TO BE DONE. Go through the material below, count the lines with the word "Bond", and reply with the count alone.
[start]
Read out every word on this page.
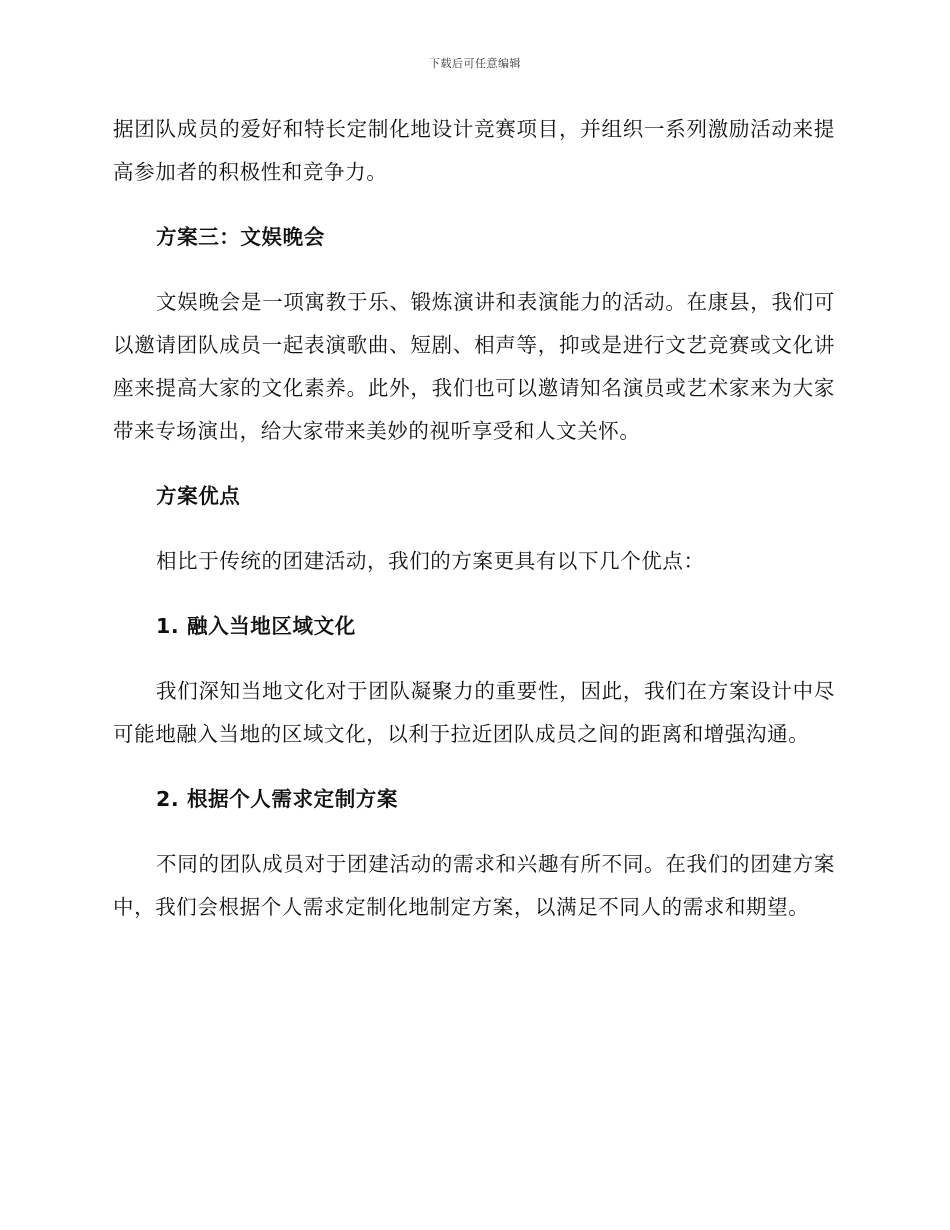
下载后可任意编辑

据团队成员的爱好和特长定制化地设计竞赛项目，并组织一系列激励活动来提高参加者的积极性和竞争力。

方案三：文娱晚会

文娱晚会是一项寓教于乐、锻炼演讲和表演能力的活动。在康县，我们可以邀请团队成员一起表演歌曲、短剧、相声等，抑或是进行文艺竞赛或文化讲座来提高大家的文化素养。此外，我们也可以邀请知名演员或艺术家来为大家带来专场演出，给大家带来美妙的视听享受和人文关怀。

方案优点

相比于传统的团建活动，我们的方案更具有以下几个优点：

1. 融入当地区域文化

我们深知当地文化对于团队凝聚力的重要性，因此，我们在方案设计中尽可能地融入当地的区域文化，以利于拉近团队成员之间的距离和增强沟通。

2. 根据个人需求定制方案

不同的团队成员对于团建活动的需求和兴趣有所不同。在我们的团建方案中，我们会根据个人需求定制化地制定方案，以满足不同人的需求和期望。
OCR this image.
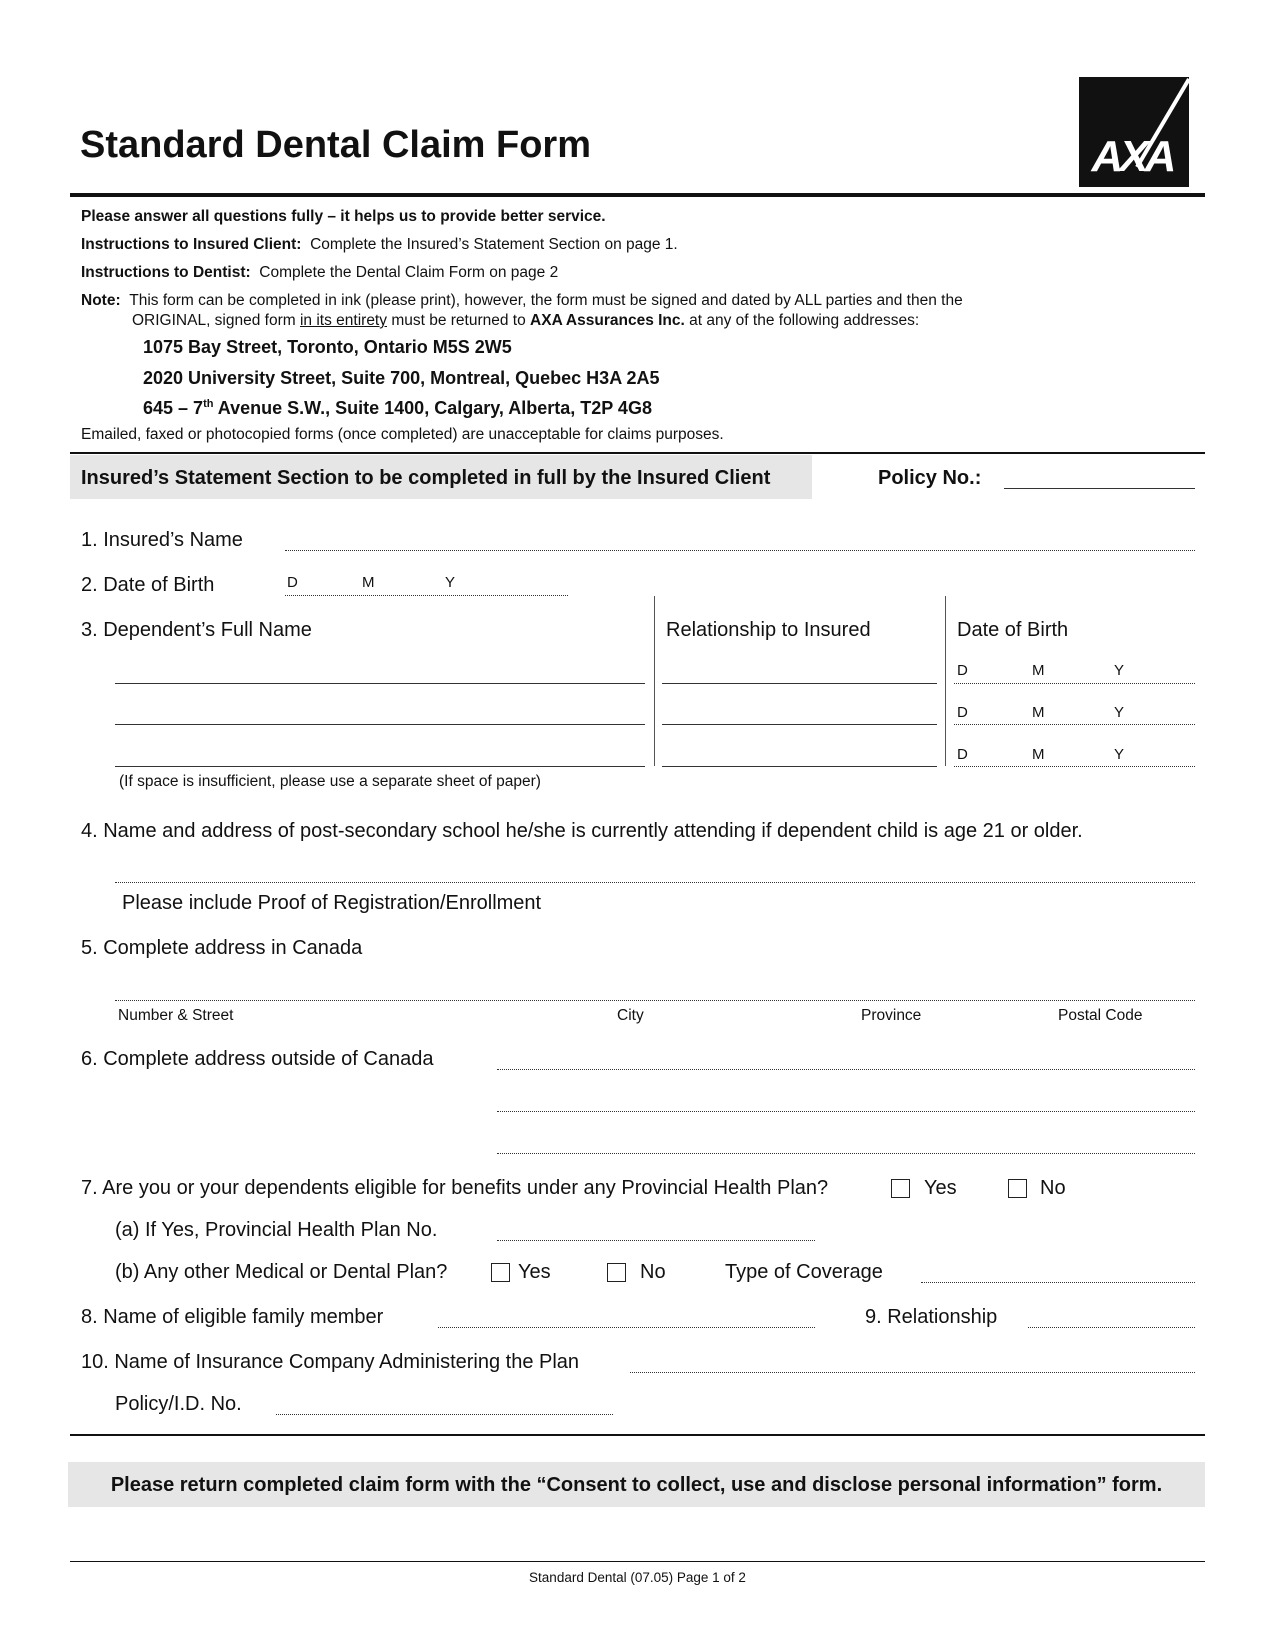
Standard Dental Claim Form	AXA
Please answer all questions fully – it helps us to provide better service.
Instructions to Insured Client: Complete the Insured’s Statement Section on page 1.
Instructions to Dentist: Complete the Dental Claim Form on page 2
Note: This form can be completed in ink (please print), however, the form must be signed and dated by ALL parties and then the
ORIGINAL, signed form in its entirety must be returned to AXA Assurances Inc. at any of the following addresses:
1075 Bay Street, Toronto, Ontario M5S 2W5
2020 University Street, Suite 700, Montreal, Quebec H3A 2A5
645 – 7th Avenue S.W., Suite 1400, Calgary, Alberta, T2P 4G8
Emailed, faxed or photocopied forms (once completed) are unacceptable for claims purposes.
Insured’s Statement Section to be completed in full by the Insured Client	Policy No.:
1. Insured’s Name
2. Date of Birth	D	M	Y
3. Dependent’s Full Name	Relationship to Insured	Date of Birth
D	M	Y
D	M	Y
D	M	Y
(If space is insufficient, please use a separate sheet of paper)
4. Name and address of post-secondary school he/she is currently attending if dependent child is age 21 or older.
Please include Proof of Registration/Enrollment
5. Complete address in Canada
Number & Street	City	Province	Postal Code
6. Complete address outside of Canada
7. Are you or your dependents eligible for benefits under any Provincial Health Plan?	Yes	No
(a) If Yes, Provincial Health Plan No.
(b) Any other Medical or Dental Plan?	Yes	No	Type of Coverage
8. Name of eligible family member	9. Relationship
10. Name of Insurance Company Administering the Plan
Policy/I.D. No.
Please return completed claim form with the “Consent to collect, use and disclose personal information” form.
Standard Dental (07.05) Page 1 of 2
[end]
[start]
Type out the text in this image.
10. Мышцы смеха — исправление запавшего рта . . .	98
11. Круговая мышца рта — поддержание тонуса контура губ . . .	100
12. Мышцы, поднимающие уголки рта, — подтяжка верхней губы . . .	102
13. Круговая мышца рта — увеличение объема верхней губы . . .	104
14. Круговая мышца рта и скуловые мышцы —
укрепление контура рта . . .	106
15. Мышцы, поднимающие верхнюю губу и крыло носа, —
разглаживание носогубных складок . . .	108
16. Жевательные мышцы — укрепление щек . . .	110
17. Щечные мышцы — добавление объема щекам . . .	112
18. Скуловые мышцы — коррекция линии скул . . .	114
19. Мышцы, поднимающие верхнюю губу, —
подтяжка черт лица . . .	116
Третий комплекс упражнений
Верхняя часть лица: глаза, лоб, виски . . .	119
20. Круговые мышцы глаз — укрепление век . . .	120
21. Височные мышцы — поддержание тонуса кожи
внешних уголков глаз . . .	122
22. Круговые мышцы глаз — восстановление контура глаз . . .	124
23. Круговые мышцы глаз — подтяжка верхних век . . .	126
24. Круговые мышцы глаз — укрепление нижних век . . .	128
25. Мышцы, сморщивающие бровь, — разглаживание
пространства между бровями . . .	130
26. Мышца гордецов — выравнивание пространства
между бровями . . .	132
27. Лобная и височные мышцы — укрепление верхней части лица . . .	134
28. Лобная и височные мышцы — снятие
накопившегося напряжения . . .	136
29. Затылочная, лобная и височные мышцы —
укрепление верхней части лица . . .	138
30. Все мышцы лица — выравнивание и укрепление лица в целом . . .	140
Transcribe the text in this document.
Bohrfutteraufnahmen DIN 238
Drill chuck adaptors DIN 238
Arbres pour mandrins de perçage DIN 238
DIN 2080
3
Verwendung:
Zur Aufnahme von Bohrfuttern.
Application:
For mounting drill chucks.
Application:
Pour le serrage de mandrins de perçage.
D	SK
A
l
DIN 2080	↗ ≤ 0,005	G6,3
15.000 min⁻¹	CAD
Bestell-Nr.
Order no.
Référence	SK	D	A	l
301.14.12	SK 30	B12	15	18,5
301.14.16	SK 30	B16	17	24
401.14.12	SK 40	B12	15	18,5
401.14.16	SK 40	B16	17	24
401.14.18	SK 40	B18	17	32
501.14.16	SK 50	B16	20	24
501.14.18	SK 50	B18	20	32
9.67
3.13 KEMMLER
[end]
[start]
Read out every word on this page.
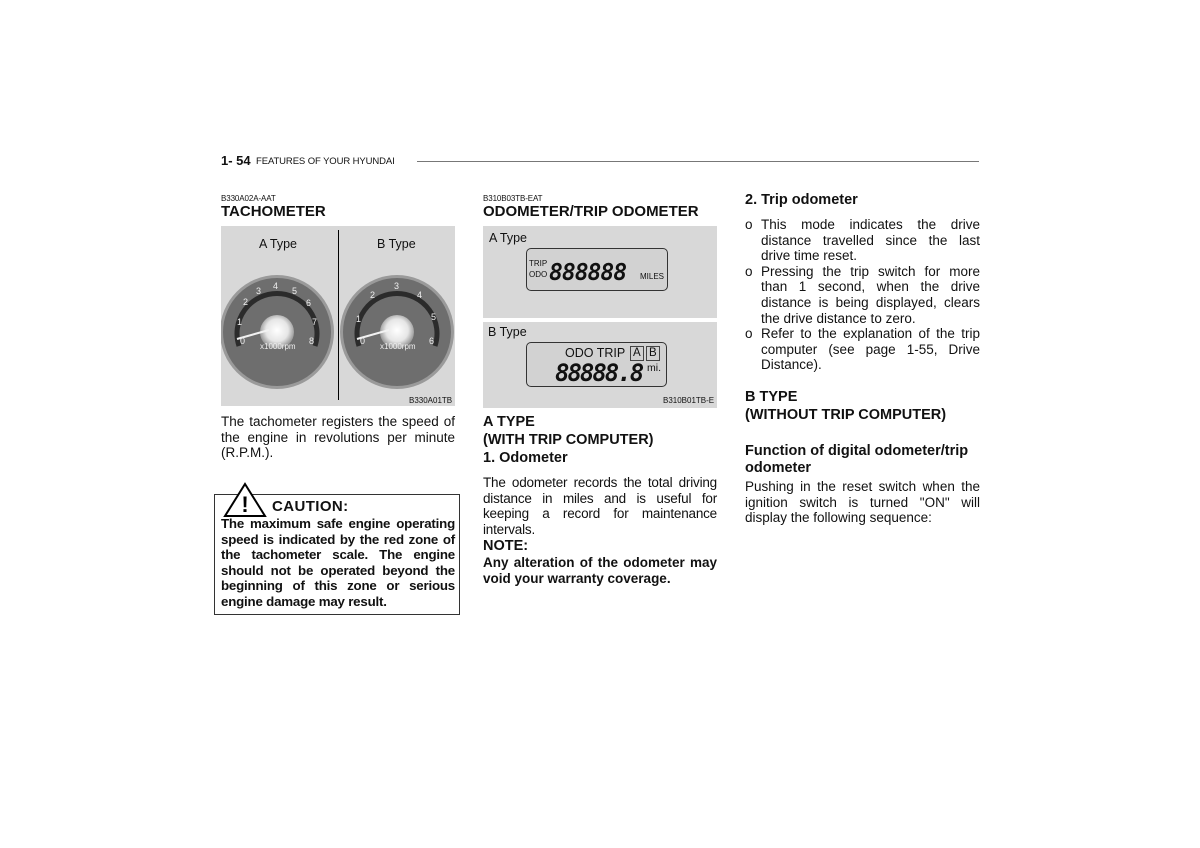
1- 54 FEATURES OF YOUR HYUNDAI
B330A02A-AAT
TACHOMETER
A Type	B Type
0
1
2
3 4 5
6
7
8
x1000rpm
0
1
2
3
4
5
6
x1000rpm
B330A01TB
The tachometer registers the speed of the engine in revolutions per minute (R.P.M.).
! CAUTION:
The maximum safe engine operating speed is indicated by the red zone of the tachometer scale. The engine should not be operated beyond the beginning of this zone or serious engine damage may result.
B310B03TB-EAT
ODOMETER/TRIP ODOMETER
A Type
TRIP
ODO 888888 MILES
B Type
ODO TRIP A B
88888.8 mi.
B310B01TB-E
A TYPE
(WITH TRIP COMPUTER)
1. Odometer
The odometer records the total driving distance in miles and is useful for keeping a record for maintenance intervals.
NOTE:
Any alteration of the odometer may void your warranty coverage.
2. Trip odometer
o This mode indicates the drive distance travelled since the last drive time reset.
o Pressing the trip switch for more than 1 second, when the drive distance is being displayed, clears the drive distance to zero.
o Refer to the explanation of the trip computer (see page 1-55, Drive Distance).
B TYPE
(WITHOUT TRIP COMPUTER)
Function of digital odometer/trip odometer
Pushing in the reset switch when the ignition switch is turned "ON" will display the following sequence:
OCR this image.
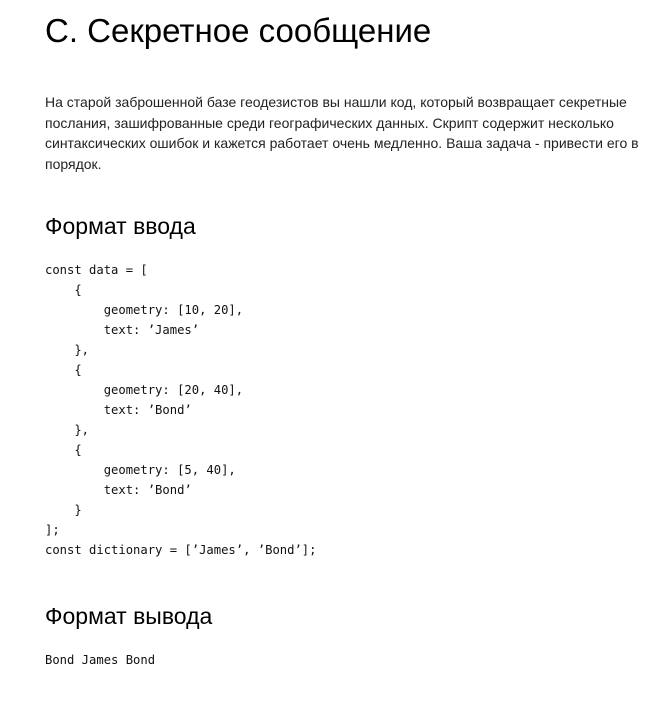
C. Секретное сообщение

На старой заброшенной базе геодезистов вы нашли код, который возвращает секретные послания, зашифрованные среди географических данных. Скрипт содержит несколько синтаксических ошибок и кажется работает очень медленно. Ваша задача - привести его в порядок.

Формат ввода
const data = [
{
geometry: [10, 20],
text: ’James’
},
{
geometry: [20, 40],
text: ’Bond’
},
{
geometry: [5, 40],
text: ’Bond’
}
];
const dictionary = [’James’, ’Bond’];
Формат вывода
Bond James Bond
[end]
RESULT BELOW. 4